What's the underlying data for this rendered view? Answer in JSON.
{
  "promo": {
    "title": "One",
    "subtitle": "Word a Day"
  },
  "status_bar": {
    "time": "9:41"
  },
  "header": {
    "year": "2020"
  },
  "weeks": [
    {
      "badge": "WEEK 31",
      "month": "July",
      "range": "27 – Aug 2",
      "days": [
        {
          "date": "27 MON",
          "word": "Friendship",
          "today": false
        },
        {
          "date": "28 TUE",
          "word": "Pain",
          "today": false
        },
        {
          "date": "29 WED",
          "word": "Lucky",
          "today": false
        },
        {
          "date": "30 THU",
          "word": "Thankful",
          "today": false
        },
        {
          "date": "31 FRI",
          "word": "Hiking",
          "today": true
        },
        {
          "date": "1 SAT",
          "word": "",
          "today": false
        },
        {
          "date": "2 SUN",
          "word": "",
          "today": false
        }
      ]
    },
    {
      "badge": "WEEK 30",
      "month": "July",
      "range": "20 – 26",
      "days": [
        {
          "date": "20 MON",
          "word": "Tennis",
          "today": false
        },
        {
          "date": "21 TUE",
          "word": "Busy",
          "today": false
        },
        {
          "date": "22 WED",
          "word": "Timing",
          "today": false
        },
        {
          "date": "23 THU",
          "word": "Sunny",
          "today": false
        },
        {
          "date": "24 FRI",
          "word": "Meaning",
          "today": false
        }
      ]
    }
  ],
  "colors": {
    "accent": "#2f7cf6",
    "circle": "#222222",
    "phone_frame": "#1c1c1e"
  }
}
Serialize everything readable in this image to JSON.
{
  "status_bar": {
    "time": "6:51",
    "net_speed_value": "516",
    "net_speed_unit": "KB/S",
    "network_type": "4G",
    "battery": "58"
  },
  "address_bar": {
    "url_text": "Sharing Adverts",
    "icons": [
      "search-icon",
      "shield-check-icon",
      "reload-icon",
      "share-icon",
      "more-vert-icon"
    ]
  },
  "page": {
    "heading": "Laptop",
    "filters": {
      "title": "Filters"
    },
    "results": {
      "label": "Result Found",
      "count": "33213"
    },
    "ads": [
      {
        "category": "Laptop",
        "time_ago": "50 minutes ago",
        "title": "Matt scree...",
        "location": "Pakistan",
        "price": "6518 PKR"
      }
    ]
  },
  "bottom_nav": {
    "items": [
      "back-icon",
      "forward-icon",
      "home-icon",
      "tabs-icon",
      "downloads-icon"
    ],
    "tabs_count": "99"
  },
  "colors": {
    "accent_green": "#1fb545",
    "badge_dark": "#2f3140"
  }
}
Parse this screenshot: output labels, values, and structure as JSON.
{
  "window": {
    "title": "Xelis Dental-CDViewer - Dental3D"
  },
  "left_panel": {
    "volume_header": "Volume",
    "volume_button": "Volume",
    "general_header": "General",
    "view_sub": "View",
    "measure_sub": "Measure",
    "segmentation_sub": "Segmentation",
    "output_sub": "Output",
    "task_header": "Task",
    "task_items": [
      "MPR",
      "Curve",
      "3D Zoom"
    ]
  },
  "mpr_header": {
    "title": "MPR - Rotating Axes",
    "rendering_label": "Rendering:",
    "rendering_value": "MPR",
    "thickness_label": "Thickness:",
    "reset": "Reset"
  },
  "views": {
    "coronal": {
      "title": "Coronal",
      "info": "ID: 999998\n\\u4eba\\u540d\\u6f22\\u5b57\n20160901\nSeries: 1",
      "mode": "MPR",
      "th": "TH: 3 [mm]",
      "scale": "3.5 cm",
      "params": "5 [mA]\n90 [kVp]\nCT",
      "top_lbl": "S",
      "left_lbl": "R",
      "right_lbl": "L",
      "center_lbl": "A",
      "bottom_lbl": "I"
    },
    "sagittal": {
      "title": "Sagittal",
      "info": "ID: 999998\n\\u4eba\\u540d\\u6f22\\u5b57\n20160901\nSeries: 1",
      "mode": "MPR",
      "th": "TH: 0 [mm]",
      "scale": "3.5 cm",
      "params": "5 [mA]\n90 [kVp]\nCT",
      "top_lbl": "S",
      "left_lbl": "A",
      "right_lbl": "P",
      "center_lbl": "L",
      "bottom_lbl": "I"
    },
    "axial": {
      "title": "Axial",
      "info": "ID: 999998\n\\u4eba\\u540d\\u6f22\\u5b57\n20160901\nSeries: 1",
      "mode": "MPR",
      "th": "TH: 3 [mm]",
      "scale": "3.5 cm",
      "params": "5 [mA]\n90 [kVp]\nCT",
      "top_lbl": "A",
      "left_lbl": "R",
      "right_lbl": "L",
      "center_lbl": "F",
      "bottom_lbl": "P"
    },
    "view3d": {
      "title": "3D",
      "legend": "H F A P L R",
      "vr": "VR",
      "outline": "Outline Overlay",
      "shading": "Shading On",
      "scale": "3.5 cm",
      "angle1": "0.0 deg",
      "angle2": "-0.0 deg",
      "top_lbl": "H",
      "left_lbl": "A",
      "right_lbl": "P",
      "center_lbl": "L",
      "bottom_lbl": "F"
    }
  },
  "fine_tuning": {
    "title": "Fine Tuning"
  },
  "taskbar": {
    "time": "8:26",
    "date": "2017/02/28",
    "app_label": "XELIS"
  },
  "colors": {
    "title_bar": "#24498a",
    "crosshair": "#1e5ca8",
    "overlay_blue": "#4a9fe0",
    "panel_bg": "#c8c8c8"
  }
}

WRITTEN INSTRUCTION: Reproduce each record exactly, leaving nothing out.

THE OUTPUT:
What's the underlying data for this rendered view? Answer in JSON.
{
  "promo": {
    "title": "One",
    "subtitle": "Word a Day"
  },
  "status_bar": {
    "time": "9:41"
  },
  "header": {
    "year": "2020"
  },
  "weeks": [
    {
      "badge": "WEEK 31",
      "month": "July",
      "range": "27 – Aug 2",
      "days": [
        {
          "date": "27 MON",
          "word": "Friendship",
          "today": false
        },
        {
          "date": "28 TUE",
          "word": "Pain",
          "today": false
        },
        {
          "date": "29 WED",
          "word": "Lucky",
          "today": false
        },
        {
          "date": "30 THU",
          "word": "Thankful",
          "today": false
        },
        {
          "date": "31 FRI",
          "word": "Hiking",
          "today": true
        },
        {
          "date": "1 SAT",
          "word": "",
          "today": false
        },
        {
          "date": "2 SUN",
          "word": "",
          "today": false
        }
      ]
    },
    {
      "badge": "WEEK 30",
      "month": "July",
      "range": "20 – 26",
      "days": [
        {
          "date": "20 MON",
          "word": "Tennis",
          "today": false
        },
        {
          "date": "21 TUE",
          "word": "Busy",
          "today": false
        },
        {
          "date": "22 WED",
          "word": "Timing",
          "today": false
        },
        {
          "date": "23 THU",
          "word": "Sunny",
          "today": false
        },
        {
          "date": "24 FRI",
          "word": "Meaning",
          "today": false
        }
      ]
    }
  ],
  "colors": {
    "accent": "#2f7cf6",
    "circle": "#222222",
    "phone_frame": "#1c1c1e"
  }
}
Serialize everything readable in this image to JSON.
{
  "status_bar": {
    "time": "6:51",
    "net_speed_value": "516",
    "net_speed_unit": "KB/S",
    "network_type": "4G",
    "battery": "58"
  },
  "address_bar": {
    "url_text": "Sharing Adverts",
    "icons": [
      "search-icon",
      "shield-check-icon",
      "reload-icon",
      "share-icon",
      "more-vert-icon"
    ]
  },
  "page": {
    "heading": "Laptop",
    "filters": {
      "title": "Filters"
    },
    "results": {
      "label": "Result Found",
      "count": "33213"
    },
    "ads": [
      {
        "category": "Laptop",
        "time_ago": "50 minutes ago",
        "title": "Matt scree...",
        "location": "Pakistan",
        "price": "6518 PKR"
      }
    ]
  },
  "bottom_nav": {
    "items": [
      "back-icon",
      "forward-icon",
      "home-icon",
      "tabs-icon",
      "downloads-icon"
    ],
    "tabs_count": "99"
  },
  "colors": {
    "accent_green": "#1fb545",
    "badge_dark": "#2f3140"
  }
}
Parse this screenshot: output labels, values, and structure as JSON.
{
  "window": {
    "title": "Xelis Dental-CDViewer - Dental3D"
  },
  "left_panel": {
    "volume_header": "Volume",
    "volume_button": "Volume",
    "general_header": "General",
    "view_sub": "View",
    "measure_sub": "Measure",
    "segmentation_sub": "Segmentation",
    "output_sub": "Output",
    "task_header": "Task",
    "task_items": [
      "MPR",
      "Curve",
      "3D Zoom"
    ]
  },
  "mpr_header": {
    "title": "MPR - Rotating Axes",
    "rendering_label": "Rendering:",
    "rendering_value": "MPR",
    "thickness_label": "Thickness:",
    "reset": "Reset"
  },
  "views": {
    "coronal": {
      "title": "Coronal",
      "info": "ID: 999998\n\\u4eba\\u540d\\u6f22\\u5b57\n20160901\nSeries: 1",
      "mode": "MPR",
      "th": "TH: 3 [mm]",
      "scale": "3.5 cm",
      "params": "5 [mA]\n90 [kVp]\nCT",
      "top_lbl": "S",
      "left_lbl": "R",
      "right_lbl": "L",
      "center_lbl": "A",
      "bottom_lbl": "I"
    },
    "sagittal": {
      "title": "Sagittal",
      "info": "ID: 999998\n\\u4eba\\u540d\\u6f22\\u5b57\n20160901\nSeries: 1",
      "mode": "MPR",
      "th": "TH: 0 [mm]",
      "scale": "3.5 cm",
      "params": "5 [mA]\n90 [kVp]\nCT",
      "top_lbl": "S",
      "left_lbl": "A",
      "right_lbl": "P",
      "center_lbl": "L",
      "bottom_lbl": "I"
    },
    "axial": {
      "title": "Axial",
      "info": "ID: 999998\n\\u4eba\\u540d\\u6f22\\u5b57\n20160901\nSeries: 1",
      "mode": "MPR",
      "th": "TH: 3 [mm]",
      "scale": "3.5 cm",
      "params": "5 [mA]\n90 [kVp]\nCT",
      "top_lbl": "A",
      "left_lbl": "R",
      "right_lbl": "L",
      "center_lbl": "F",
      "bottom_lbl": "P"
    },
    "view3d": {
      "title": "3D",
      "legend": "H F A P L R",
      "vr": "VR",
      "outline": "Outline Overlay",
      "shading": "Shading On",
      "scale": "3.5 cm",
      "angle1": "0.0 deg",
      "angle2": "-0.0 deg",
      "top_lbl": "H",
      "left_lbl": "A",
      "right_lbl": "P",
      "center_lbl": "L",
      "bottom_lbl": "F"
    }
  },
  "fine_tuning": {
    "title": "Fine Tuning"
  },
  "taskbar": {
    "time": "8:26",
    "date": "2017/02/28",
    "app_label": "XELIS"
  },
  "colors": {
    "title_bar": "#24498a",
    "crosshair": "#1e5ca8",
    "overlay_blue": "#4a9fe0",
    "panel_bg": "#c8c8c8"
  }
}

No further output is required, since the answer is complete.